ABOUT THIS TASK: Word for word, repeat each record that follows.

______

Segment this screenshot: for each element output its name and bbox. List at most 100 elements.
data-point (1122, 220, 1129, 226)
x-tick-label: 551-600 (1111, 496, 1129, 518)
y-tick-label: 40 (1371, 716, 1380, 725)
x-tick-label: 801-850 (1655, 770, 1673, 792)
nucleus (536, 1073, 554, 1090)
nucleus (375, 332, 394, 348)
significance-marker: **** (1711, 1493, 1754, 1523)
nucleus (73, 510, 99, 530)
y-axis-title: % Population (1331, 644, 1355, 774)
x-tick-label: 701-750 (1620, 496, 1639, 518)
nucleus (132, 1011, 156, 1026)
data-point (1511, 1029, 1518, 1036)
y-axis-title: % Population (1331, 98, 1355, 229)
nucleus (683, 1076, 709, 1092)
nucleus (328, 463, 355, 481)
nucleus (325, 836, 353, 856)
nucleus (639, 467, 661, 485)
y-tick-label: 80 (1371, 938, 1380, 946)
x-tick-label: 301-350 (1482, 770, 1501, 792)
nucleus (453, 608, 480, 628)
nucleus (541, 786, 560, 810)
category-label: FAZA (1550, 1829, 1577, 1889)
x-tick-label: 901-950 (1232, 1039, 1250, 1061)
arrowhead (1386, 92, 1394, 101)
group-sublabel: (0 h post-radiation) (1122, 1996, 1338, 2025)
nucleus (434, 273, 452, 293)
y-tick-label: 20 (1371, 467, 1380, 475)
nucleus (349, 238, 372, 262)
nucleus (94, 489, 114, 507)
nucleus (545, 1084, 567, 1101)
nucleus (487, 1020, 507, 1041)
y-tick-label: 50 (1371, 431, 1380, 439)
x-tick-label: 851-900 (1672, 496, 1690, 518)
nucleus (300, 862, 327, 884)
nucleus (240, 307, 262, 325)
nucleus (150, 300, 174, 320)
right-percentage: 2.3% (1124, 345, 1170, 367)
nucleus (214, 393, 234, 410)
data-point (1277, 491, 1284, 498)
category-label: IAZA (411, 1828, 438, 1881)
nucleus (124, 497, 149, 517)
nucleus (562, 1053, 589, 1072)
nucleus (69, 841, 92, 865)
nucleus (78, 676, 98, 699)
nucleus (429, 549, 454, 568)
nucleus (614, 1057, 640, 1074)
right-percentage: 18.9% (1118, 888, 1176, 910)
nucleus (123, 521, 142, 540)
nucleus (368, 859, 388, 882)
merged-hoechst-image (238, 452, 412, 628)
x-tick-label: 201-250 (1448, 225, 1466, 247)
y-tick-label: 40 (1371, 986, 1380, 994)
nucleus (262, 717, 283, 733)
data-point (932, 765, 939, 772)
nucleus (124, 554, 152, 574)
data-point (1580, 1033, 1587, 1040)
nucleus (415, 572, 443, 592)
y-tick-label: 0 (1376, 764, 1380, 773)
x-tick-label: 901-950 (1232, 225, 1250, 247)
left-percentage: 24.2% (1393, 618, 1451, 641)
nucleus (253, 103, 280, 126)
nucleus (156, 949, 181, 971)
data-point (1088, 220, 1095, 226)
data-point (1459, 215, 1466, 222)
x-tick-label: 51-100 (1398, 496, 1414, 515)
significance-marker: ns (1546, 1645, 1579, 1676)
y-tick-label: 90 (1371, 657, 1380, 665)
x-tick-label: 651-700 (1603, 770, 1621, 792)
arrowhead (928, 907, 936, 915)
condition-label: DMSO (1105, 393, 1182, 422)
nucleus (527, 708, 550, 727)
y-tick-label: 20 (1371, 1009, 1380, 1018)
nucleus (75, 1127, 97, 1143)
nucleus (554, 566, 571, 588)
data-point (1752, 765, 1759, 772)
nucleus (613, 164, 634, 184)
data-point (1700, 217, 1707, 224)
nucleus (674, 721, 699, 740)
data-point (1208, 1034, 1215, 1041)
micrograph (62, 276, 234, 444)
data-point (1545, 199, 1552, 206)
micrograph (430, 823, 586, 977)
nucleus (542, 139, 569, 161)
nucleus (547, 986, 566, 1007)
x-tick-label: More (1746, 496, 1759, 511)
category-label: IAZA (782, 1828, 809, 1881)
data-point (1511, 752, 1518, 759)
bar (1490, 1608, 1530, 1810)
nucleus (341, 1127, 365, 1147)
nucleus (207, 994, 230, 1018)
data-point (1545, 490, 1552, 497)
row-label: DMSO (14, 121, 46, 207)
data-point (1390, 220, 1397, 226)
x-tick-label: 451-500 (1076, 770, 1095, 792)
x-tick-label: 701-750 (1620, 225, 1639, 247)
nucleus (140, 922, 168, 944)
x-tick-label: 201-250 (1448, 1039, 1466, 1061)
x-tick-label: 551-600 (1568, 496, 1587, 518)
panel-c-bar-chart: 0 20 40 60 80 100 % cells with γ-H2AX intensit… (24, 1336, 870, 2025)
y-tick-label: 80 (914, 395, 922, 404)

______

WRITTEN ANSWER:
Segment this screenshot: for each element output its name and bbox. List at most 100 elements.
data-point (1122, 220, 1129, 226)
x-tick-label: 551-600 (1111, 496, 1129, 518)
y-tick-label: 40 (1371, 716, 1380, 725)
x-tick-label: 801-850 (1655, 770, 1673, 792)
nucleus (536, 1073, 554, 1090)
nucleus (375, 332, 394, 348)
significance-marker: **** (1711, 1493, 1754, 1523)
nucleus (73, 510, 99, 530)
y-axis-title: % Population (1331, 644, 1355, 774)
x-tick-label: 701-750 (1620, 496, 1639, 518)
nucleus (132, 1011, 156, 1026)
data-point (1511, 1029, 1518, 1036)
y-axis-title: % Population (1331, 98, 1355, 229)
nucleus (683, 1076, 709, 1092)
nucleus (328, 463, 355, 481)
nucleus (325, 836, 353, 856)
nucleus (639, 467, 661, 485)
y-tick-label: 80 (1371, 938, 1380, 946)
x-tick-label: 301-350 (1482, 770, 1501, 792)
nucleus (453, 608, 480, 628)
nucleus (541, 786, 560, 810)
category-label: FAZA (1550, 1829, 1577, 1889)
x-tick-label: 901-950 (1232, 1039, 1250, 1061)
arrowhead (1386, 92, 1394, 101)
group-sublabel: (0 h post-radiation) (1122, 1996, 1338, 2025)
nucleus (434, 273, 452, 293)
y-tick-label: 20 (1371, 467, 1380, 475)
nucleus (349, 238, 372, 262)
nucleus (94, 489, 114, 507)
nucleus (545, 1084, 567, 1101)
nucleus (487, 1020, 507, 1041)
y-tick-label: 50 (1371, 431, 1380, 439)
x-tick-label: 851-900 (1672, 496, 1690, 518)
nucleus (300, 862, 327, 884)
nucleus (240, 307, 262, 325)
nucleus (150, 300, 174, 320)
right-percentage: 2.3% (1124, 345, 1170, 367)
nucleus (214, 393, 234, 410)
data-point (1277, 491, 1284, 498)
category-label: IAZA (411, 1828, 438, 1881)
nucleus (124, 497, 149, 517)
nucleus (562, 1053, 589, 1072)
nucleus (69, 841, 92, 865)
nucleus (78, 676, 98, 699)
nucleus (429, 549, 454, 568)
nucleus (614, 1057, 640, 1074)
right-percentage: 18.9% (1118, 888, 1176, 910)
nucleus (123, 521, 142, 540)
nucleus (368, 859, 388, 882)
merged-hoechst-image (238, 452, 412, 628)
x-tick-label: 201-250 (1448, 225, 1466, 247)
y-tick-label: 40 (1371, 986, 1380, 994)
nucleus (262, 717, 283, 733)
data-point (932, 765, 939, 772)
nucleus (124, 554, 152, 574)
data-point (1580, 1033, 1587, 1040)
nucleus (415, 572, 443, 592)
y-tick-label: 0 (1376, 764, 1380, 773)
x-tick-label: 901-950 (1232, 225, 1250, 247)
left-percentage: 24.2% (1393, 618, 1451, 641)
nucleus (253, 103, 280, 126)
nucleus (156, 949, 181, 971)
data-point (1088, 220, 1095, 226)
data-point (1459, 215, 1466, 222)
x-tick-label: 51-100 (1398, 496, 1414, 515)
significance-marker: ns (1546, 1645, 1579, 1676)
y-tick-label: 90 (1371, 657, 1380, 665)
x-tick-label: 651-700 (1603, 770, 1621, 792)
arrowhead (928, 907, 936, 915)
condition-label: DMSO (1105, 393, 1182, 422)
nucleus (527, 708, 550, 727)
y-tick-label: 20 (1371, 1009, 1380, 1018)
nucleus (75, 1127, 97, 1143)
nucleus (554, 566, 571, 588)
data-point (1752, 765, 1759, 772)
nucleus (613, 164, 634, 184)
data-point (1700, 217, 1707, 224)
nucleus (674, 721, 699, 740)
data-point (1208, 1034, 1215, 1041)
micrograph (62, 276, 234, 444)
data-point (1545, 199, 1552, 206)
micrograph (430, 823, 586, 977)
nucleus (542, 139, 569, 161)
nucleus (547, 986, 566, 1007)
x-tick-label: More (1746, 496, 1759, 511)
category-label: IAZA (782, 1828, 809, 1881)
data-point (1511, 752, 1518, 759)
bar (1490, 1608, 1530, 1810)
nucleus (341, 1127, 365, 1147)
nucleus (207, 994, 230, 1018)
data-point (1545, 490, 1552, 497)
row-label: DMSO (14, 121, 46, 207)
data-point (1390, 220, 1397, 226)
x-tick-label: 451-500 (1076, 770, 1095, 792)
x-tick-label: 701-750 (1620, 225, 1639, 247)
nucleus (140, 922, 168, 944)
x-tick-label: 201-250 (1448, 1039, 1466, 1061)
x-tick-label: 551-600 (1568, 496, 1587, 518)
panel-c-bar-chart: 0 20 40 60 80 100 % cells with γ-H2AX intensit… (24, 1336, 870, 2025)
y-tick-label: 80 (914, 395, 922, 404)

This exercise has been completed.